DESCRIPTION OF THE TASK
Exact repetition is required: output every record in full.

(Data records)
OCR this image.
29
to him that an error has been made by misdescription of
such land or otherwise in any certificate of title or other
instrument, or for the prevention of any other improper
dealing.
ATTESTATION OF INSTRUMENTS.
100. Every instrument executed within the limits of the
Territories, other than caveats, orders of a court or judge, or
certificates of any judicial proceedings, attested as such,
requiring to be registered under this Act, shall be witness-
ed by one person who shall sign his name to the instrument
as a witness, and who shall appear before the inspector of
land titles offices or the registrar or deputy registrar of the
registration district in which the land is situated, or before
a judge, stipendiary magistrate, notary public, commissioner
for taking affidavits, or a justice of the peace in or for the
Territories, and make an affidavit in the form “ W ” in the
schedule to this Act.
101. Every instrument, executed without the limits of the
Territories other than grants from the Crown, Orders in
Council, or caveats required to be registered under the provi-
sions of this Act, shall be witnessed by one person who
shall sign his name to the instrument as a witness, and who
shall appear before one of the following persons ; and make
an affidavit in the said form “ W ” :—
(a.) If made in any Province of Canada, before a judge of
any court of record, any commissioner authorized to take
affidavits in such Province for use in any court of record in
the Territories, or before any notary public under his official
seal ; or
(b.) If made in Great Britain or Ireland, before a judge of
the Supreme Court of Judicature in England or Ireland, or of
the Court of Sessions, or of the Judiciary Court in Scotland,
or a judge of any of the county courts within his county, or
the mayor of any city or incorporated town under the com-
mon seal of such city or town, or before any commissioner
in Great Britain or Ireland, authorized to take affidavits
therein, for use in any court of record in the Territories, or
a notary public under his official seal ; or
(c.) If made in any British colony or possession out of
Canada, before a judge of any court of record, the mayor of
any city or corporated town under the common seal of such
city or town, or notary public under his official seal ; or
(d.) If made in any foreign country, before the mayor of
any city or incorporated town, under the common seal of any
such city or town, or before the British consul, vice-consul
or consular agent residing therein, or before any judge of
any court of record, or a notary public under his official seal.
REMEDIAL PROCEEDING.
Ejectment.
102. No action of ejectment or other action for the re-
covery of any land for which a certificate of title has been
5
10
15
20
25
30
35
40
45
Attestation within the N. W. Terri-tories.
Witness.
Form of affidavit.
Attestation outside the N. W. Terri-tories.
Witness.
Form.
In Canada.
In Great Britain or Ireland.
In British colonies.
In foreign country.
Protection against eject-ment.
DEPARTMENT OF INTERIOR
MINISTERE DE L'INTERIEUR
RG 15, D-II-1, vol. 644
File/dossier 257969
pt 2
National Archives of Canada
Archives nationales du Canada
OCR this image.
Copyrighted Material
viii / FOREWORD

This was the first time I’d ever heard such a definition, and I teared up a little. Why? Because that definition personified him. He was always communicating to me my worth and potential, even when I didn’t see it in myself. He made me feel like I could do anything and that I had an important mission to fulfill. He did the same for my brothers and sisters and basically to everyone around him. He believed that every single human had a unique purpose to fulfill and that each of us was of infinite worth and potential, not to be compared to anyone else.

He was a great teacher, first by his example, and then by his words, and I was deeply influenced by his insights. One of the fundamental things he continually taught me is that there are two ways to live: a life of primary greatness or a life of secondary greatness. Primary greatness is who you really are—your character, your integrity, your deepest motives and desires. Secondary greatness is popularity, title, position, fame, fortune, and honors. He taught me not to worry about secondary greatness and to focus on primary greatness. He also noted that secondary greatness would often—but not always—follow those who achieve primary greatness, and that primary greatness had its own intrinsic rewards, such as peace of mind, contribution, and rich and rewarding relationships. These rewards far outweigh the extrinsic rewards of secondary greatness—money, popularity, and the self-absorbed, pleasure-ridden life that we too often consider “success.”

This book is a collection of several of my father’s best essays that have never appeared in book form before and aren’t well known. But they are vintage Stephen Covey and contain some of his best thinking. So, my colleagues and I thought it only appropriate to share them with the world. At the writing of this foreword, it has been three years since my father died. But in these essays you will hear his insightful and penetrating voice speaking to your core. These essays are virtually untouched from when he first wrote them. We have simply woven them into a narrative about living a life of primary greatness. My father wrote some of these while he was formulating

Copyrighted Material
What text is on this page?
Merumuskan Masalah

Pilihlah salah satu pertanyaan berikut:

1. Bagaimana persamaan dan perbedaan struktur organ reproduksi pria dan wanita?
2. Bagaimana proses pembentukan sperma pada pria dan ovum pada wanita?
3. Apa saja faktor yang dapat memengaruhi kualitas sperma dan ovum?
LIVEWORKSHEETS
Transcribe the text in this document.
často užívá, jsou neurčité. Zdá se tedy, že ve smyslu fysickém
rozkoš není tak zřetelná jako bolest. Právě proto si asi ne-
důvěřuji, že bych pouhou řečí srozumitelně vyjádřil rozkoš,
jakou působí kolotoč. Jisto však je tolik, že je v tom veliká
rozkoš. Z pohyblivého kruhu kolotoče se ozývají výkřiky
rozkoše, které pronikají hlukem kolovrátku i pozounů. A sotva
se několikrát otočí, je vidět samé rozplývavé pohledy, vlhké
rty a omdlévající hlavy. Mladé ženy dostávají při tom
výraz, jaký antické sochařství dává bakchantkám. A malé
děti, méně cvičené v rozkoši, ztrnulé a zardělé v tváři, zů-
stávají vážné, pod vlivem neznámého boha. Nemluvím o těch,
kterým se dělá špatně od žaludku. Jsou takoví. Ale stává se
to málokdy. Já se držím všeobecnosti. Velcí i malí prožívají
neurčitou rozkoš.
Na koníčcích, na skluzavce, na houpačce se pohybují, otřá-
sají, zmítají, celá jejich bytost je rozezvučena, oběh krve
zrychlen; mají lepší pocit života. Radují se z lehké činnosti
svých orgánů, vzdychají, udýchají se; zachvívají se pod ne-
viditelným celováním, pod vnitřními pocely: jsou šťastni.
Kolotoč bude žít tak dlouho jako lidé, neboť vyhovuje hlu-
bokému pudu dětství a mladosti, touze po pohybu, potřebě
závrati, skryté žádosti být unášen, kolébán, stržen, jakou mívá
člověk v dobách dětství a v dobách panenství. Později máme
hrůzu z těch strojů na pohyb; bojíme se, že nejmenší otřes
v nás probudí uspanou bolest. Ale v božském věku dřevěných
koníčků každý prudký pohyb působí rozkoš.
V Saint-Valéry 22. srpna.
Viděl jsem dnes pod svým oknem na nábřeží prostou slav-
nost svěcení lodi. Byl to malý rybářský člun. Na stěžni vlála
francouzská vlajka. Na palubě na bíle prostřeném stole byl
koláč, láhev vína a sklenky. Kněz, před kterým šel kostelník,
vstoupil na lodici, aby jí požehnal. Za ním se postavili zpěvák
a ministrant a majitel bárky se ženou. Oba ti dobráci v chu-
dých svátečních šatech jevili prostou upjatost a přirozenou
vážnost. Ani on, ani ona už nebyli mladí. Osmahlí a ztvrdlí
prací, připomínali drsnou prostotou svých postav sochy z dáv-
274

OUTPUT
OCR this image.
29
to him that an error has been made by misdescription of
such land or otherwise in any certificate of title or other
instrument, or for the prevention of any other improper
dealing.
ATTESTATION OF INSTRUMENTS.
100. Every instrument executed within the limits of the
Territories, other than caveats, orders of a court or judge, or
certificates of any judicial proceedings, attested as such,
requiring to be registered under this Act, shall be witness-
ed by one person who shall sign his name to the instrument
as a witness, and who shall appear before the inspector of
land titles offices or the registrar or deputy registrar of the
registration district in which the land is situated, or before
a judge, stipendiary magistrate, notary public, commissioner
for taking affidavits, or a justice of the peace in or for the
Territories, and make an affidavit in the form “ W ” in the
schedule to this Act.
101. Every instrument, executed without the limits of the
Territories other than grants from the Crown, Orders in
Council, or caveats required to be registered under the provi-
sions of this Act, shall be witnessed by one person who
shall sign his name to the instrument as a witness, and who
shall appear before one of the following persons ; and make
an affidavit in the said form “ W ” :—
(a.) If made in any Province of Canada, before a judge of
any court of record, any commissioner authorized to take
affidavits in such Province for use in any court of record in
the Territories, or before any notary public under his official
seal ; or
(b.) If made in Great Britain or Ireland, before a judge of
the Supreme Court of Judicature in England or Ireland, or of
the Court of Sessions, or of the Judiciary Court in Scotland,
or a judge of any of the county courts within his county, or
the mayor of any city or incorporated town under the com-
mon seal of such city or town, or before any commissioner
in Great Britain or Ireland, authorized to take affidavits
therein, for use in any court of record in the Territories, or
a notary public under his official seal ; or
(c.) If made in any British colony or possession out of
Canada, before a judge of any court of record, the mayor of
any city or corporated town under the common seal of such
city or town, or notary public under his official seal ; or
(d.) If made in any foreign country, before the mayor of
any city or incorporated town, under the common seal of any
such city or town, or before the British consul, vice-consul
or consular agent residing therein, or before any judge of
any court of record, or a notary public under his official seal.
REMEDIAL PROCEEDING.
Ejectment.
102. No action of ejectment or other action for the re-
covery of any land for which a certificate of title has been
5
10
15
20
25
30
35
40
45
Attestation within the N. W. Terri-tories.
Witness.
Form of affidavit.
Attestation outside the N. W. Terri-tories.
Witness.
Form.
In Canada.
In Great Britain or Ireland.
In British colonies.
In foreign country.
Protection against eject-ment.
DEPARTMENT OF INTERIOR
MINISTERE DE L'INTERIEUR
RG 15, D-II-1, vol. 644
File/dossier 257969
pt 2
National Archives of Canada
Archives nationales du Canada
OCR this image.
Copyrighted Material
viii / FOREWORD

This was the first time I’d ever heard such a definition, and I teared up a little. Why? Because that definition personified him. He was always communicating to me my worth and potential, even when I didn’t see it in myself. He made me feel like I could do anything and that I had an important mission to fulfill. He did the same for my brothers and sisters and basically to everyone around him. He believed that every single human had a unique purpose to fulfill and that each of us was of infinite worth and potential, not to be compared to anyone else.

He was a great teacher, first by his example, and then by his words, and I was deeply influenced by his insights. One of the fundamental things he continually taught me is that there are two ways to live: a life of primary greatness or a life of secondary greatness. Primary greatness is who you really are—your character, your integrity, your deepest motives and desires. Secondary greatness is popularity, title, position, fame, fortune, and honors. He taught me not to worry about secondary greatness and to focus on primary greatness. He also noted that secondary greatness would often—but not always—follow those who achieve primary greatness, and that primary greatness had its own intrinsic rewards, such as peace of mind, contribution, and rich and rewarding relationships. These rewards far outweigh the extrinsic rewards of secondary greatness—money, popularity, and the self-absorbed, pleasure-ridden life that we too often consider “success.”

This book is a collection of several of my father’s best essays that have never appeared in book form before and aren’t well known. But they are vintage Stephen Covey and contain some of his best thinking. So, my colleagues and I thought it only appropriate to share them with the world. At the writing of this foreword, it has been three years since my father died. But in these essays you will hear his insightful and penetrating voice speaking to your core. These essays are virtually untouched from when he first wrote them. We have simply woven them into a narrative about living a life of primary greatness. My father wrote some of these while he was formulating

Copyrighted Material
What text is on this page?
Merumuskan Masalah

Pilihlah salah satu pertanyaan berikut:

1. Bagaimana persamaan dan perbedaan struktur organ reproduksi pria dan wanita?
2. Bagaimana proses pembentukan sperma pada pria dan ovum pada wanita?
3. Apa saja faktor yang dapat memengaruhi kualitas sperma dan ovum?
LIVEWORKSHEETS
Transcribe the text in this document.
často užívá, jsou neurčité. Zdá se tedy, že ve smyslu fysickém
rozkoš není tak zřetelná jako bolest. Právě proto si asi ne-
důvěřuji, že bych pouhou řečí srozumitelně vyjádřil rozkoš,
jakou působí kolotoč. Jisto však je tolik, že je v tom veliká
rozkoš. Z pohyblivého kruhu kolotoče se ozývají výkřiky
rozkoše, které pronikají hlukem kolovrátku i pozounů. A sotva
se několikrát otočí, je vidět samé rozplývavé pohledy, vlhké
rty a omdlévající hlavy. Mladé ženy dostávají při tom
výraz, jaký antické sochařství dává bakchantkám. A malé
děti, méně cvičené v rozkoši, ztrnulé a zardělé v tváři, zů-
stávají vážné, pod vlivem neznámého boha. Nemluvím o těch,
kterým se dělá špatně od žaludku. Jsou takoví. Ale stává se
to málokdy. Já se držím všeobecnosti. Velcí i malí prožívají
neurčitou rozkoš.
Na koníčcích, na skluzavce, na houpačce se pohybují, otřá-
sají, zmítají, celá jejich bytost je rozezvučena, oběh krve
zrychlen; mají lepší pocit života. Radují se z lehké činnosti
svých orgánů, vzdychají, udýchají se; zachvívají se pod ne-
viditelným celováním, pod vnitřními pocely: jsou šťastni.
Kolotoč bude žít tak dlouho jako lidé, neboť vyhovuje hlu-
bokému pudu dětství a mladosti, touze po pohybu, potřebě
závrati, skryté žádosti být unášen, kolébán, stržen, jakou mívá
člověk v dobách dětství a v dobách panenství. Později máme
hrůzu z těch strojů na pohyb; bojíme se, že nejmenší otřes
v nás probudí uspanou bolest. Ale v božském věku dřevěných
koníčků každý prudký pohyb působí rozkoš.
V Saint-Valéry 22. srpna.
Viděl jsem dnes pod svým oknem na nábřeží prostou slav-
nost svěcení lodi. Byl to malý rybářský člun. Na stěžni vlála
francouzská vlajka. Na palubě na bíle prostřeném stole byl
koláč, láhev vína a sklenky. Kněz, před kterým šel kostelník,
vstoupil na lodici, aby jí požehnal. Za ním se postavili zpěvák
a ministrant a majitel bárky se ženou. Oba ti dobráci v chu-
dých svátečních šatech jevili prostou upjatost a přirozenou
vážnost. Ani on, ani ona už nebyli mladí. Osmahlí a ztvrdlí
prací, připomínali drsnou prostotou svých postav sochy z dáv-
274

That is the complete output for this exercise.